Extract the full set of records, then give each one again exactly.
-------- Extracted material
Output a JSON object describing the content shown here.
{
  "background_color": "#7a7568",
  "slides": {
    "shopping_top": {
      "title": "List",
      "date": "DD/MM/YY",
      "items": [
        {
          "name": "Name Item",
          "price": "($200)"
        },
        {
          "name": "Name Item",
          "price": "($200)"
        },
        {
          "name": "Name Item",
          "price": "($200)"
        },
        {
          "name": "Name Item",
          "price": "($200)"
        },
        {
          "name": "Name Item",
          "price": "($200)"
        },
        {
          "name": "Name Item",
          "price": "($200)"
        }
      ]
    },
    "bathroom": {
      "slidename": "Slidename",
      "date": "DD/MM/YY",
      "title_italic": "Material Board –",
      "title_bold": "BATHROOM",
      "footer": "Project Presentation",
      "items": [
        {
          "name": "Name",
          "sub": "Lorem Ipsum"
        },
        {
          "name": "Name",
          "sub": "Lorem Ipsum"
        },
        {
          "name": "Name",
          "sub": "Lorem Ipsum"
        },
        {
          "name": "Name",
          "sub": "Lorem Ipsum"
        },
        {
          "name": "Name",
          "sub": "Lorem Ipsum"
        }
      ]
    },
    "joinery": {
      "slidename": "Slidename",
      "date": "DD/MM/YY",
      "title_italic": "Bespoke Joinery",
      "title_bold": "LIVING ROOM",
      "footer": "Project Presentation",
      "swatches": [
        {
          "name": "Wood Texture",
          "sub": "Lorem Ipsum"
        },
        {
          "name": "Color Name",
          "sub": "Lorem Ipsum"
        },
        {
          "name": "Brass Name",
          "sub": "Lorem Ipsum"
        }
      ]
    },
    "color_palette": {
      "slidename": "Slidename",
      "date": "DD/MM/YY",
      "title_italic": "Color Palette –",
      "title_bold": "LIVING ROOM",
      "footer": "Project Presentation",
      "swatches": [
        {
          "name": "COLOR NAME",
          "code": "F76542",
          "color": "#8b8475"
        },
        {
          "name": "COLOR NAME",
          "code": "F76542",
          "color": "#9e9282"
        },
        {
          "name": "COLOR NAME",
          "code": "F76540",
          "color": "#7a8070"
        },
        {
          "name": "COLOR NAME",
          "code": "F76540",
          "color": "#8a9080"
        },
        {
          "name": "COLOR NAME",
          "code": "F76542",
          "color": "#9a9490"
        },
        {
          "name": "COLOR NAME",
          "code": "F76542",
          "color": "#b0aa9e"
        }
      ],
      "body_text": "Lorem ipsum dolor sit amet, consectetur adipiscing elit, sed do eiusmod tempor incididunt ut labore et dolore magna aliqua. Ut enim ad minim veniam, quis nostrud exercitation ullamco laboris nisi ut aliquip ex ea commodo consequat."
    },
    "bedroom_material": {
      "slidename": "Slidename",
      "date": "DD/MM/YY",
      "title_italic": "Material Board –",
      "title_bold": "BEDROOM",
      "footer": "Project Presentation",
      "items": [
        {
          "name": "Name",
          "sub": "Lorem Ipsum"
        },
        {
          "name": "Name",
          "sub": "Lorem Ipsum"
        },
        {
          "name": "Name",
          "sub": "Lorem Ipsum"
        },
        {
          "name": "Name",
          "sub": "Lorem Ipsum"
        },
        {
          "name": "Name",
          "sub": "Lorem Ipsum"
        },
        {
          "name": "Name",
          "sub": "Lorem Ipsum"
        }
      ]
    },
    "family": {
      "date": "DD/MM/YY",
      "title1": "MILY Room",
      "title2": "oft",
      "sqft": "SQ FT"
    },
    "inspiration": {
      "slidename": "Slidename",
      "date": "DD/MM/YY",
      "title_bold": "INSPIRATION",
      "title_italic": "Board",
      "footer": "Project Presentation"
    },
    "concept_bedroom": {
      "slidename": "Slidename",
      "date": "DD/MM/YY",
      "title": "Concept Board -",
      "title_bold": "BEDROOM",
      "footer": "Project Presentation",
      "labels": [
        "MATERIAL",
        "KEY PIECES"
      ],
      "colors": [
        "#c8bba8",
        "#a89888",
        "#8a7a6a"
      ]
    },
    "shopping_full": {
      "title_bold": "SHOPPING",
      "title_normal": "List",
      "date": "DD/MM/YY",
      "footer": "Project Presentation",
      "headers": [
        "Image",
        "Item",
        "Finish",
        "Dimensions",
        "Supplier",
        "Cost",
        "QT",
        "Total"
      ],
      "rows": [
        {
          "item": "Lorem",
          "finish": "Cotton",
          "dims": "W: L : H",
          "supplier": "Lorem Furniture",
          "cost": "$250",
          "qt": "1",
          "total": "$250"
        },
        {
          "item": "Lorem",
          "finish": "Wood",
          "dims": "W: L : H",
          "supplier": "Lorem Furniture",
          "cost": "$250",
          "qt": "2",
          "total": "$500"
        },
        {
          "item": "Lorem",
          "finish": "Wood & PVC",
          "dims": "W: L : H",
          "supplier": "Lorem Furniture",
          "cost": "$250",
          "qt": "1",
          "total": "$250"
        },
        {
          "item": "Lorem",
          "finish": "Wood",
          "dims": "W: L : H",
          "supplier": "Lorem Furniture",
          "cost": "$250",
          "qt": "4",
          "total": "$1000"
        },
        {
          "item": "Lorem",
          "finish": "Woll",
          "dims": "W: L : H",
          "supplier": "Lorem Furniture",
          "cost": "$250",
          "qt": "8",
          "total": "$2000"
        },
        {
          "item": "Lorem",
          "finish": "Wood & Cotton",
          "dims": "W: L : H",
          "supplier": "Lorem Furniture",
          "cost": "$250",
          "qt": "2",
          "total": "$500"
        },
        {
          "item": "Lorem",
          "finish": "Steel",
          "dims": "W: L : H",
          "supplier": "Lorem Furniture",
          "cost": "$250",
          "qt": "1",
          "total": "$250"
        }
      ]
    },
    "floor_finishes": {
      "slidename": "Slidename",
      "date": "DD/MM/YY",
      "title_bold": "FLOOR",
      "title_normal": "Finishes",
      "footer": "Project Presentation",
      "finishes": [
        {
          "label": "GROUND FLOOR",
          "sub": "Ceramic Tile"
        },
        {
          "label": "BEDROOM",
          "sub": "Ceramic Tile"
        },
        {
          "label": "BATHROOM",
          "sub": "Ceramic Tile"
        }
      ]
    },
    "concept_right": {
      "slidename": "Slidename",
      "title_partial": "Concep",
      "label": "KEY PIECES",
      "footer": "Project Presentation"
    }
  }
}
----------------
## Written reply
Output a JSON object describing the content shown here.
{
  "background_color": "#7a7568",
  "slides": {
    "shopping_top": {
      "title": "List",
      "date": "DD/MM/YY",
      "items": [
        {
          "name": "Name Item",
          "price": "($200)"
        },
        {
          "name": "Name Item",
          "price": "($200)"
        },
        {
          "name": "Name Item",
          "price": "($200)"
        },
        {
          "name": "Name Item",
          "price": "($200)"
        },
        {
          "name": "Name Item",
          "price": "($200)"
        },
        {
          "name": "Name Item",
          "price": "($200)"
        }
      ]
    },
    "bathroom": {
      "slidename": "Slidename",
      "date": "DD/MM/YY",
      "title_italic": "Material Board –",
      "title_bold": "BATHROOM",
      "footer": "Project Presentation",
      "items": [
        {
          "name": "Name",
          "sub": "Lorem Ipsum"
        },
        {
          "name": "Name",
          "sub": "Lorem Ipsum"
        },
        {
          "name": "Name",
          "sub": "Lorem Ipsum"
        },
        {
          "name": "Name",
          "sub": "Lorem Ipsum"
        },
        {
          "name": "Name",
          "sub": "Lorem Ipsum"
        }
      ]
    },
    "joinery": {
      "slidename": "Slidename",
      "date": "DD/MM/YY",
      "title_italic": "Bespoke Joinery",
      "title_bold": "LIVING ROOM",
      "footer": "Project Presentation",
      "swatches": [
        {
          "name": "Wood Texture",
          "sub": "Lorem Ipsum"
        },
        {
          "name": "Color Name",
          "sub": "Lorem Ipsum"
        },
        {
          "name": "Brass Name",
          "sub": "Lorem Ipsum"
        }
      ]
    },
    "color_palette": {
      "slidename": "Slidename",
      "date": "DD/MM/YY",
      "title_italic": "Color Palette –",
      "title_bold": "LIVING ROOM",
      "footer": "Project Presentation",
      "swatches": [
        {
          "name": "COLOR NAME",
          "code": "F76542",
          "color": "#8b8475"
        },
        {
          "name": "COLOR NAME",
          "code": "F76542",
          "color": "#9e9282"
        },
        {
          "name": "COLOR NAME",
          "code": "F76540",
          "color": "#7a8070"
        },
        {
          "name": "COLOR NAME",
          "code": "F76540",
          "color": "#8a9080"
        },
        {
          "name": "COLOR NAME",
          "code": "F76542",
          "color": "#9a9490"
        },
        {
          "name": "COLOR NAME",
          "code": "F76542",
          "color": "#b0aa9e"
        }
      ],
      "body_text": "Lorem ipsum dolor sit amet, consectetur adipiscing elit, sed do eiusmod tempor incididunt ut labore et dolore magna aliqua. Ut enim ad minim veniam, quis nostrud exercitation ullamco laboris nisi ut aliquip ex ea commodo consequat."
    },
    "bedroom_material": {
      "slidename": "Slidename",
      "date": "DD/MM/YY",
      "title_italic": "Material Board –",
      "title_bold": "BEDROOM",
      "footer": "Project Presentation",
      "items": [
        {
          "name": "Name",
          "sub": "Lorem Ipsum"
        },
        {
          "name": "Name",
          "sub": "Lorem Ipsum"
        },
        {
          "name": "Name",
          "sub": "Lorem Ipsum"
        },
        {
          "name": "Name",
          "sub": "Lorem Ipsum"
        },
        {
          "name": "Name",
          "sub": "Lorem Ipsum"
        },
        {
          "name": "Name",
          "sub": "Lorem Ipsum"
        }
      ]
    },
    "family": {
      "date": "DD/MM/YY",
      "title1": "MILY Room",
      "title2": "oft",
      "sqft": "SQ FT"
    },
    "inspiration": {
      "slidename": "Slidename",
      "date": "DD/MM/YY",
      "title_bold": "INSPIRATION",
      "title_italic": "Board",
      "footer": "Project Presentation"
    },
    "concept_bedroom": {
      "slidename": "Slidename",
      "date": "DD/MM/YY",
      "title": "Concept Board -",
      "title_bold": "BEDROOM",
      "footer": "Project Presentation",
      "labels": [
        "MATERIAL",
        "KEY PIECES"
      ],
      "colors": [
        "#c8bba8",
        "#a89888",
        "#8a7a6a"
      ]
    },
    "shopping_full": {
      "title_bold": "SHOPPING",
      "title_normal": "List",
      "date": "DD/MM/YY",
      "footer": "Project Presentation",
      "headers": [
        "Image",
        "Item",
        "Finish",
        "Dimensions",
        "Supplier",
        "Cost",
        "QT",
        "Total"
      ],
      "rows": [
        {
          "item": "Lorem",
          "finish": "Cotton",
          "dims": "W: L : H",
          "supplier": "Lorem Furniture",
          "cost": "$250",
          "qt": "1",
          "total": "$250"
        },
        {
          "item": "Lorem",
          "finish": "Wood",
          "dims": "W: L : H",
          "supplier": "Lorem Furniture",
          "cost": "$250",
          "qt": "2",
          "total": "$500"
        },
        {
          "item": "Lorem",
          "finish": "Wood & PVC",
          "dims": "W: L : H",
          "supplier": "Lorem Furniture",
          "cost": "$250",
          "qt": "1",
          "total": "$250"
        },
        {
          "item": "Lorem",
          "finish": "Wood",
          "dims": "W: L : H",
          "supplier": "Lorem Furniture",
          "cost": "$250",
          "qt": "4",
          "total": "$1000"
        },
        {
          "item": "Lorem",
          "finish": "Woll",
          "dims": "W: L : H",
          "supplier": "Lorem Furniture",
          "cost": "$250",
          "qt": "8",
          "total": "$2000"
        },
        {
          "item": "Lorem",
          "finish": "Wood & Cotton",
          "dims": "W: L : H",
          "supplier": "Lorem Furniture",
          "cost": "$250",
          "qt": "2",
          "total": "$500"
        },
        {
          "item": "Lorem",
          "finish": "Steel",
          "dims": "W: L : H",
          "supplier": "Lorem Furniture",
          "cost": "$250",
          "qt": "1",
          "total": "$250"
        }
      ]
    },
    "floor_finishes": {
      "slidename": "Slidename",
      "date": "DD/MM/YY",
      "title_bold": "FLOOR",
      "title_normal": "Finishes",
      "footer": "Project Presentation",
      "finishes": [
        {
          "label": "GROUND FLOOR",
          "sub": "Ceramic Tile"
        },
        {
          "label": "BEDROOM",
          "sub": "Ceramic Tile"
        },
        {
          "label": "BATHROOM",
          "sub": "Ceramic Tile"
        }
      ]
    },
    "concept_right": {
      "slidename": "Slidename",
      "title_partial": "Concep",
      "label": "KEY PIECES",
      "footer": "Project Presentation"
    }
  }
}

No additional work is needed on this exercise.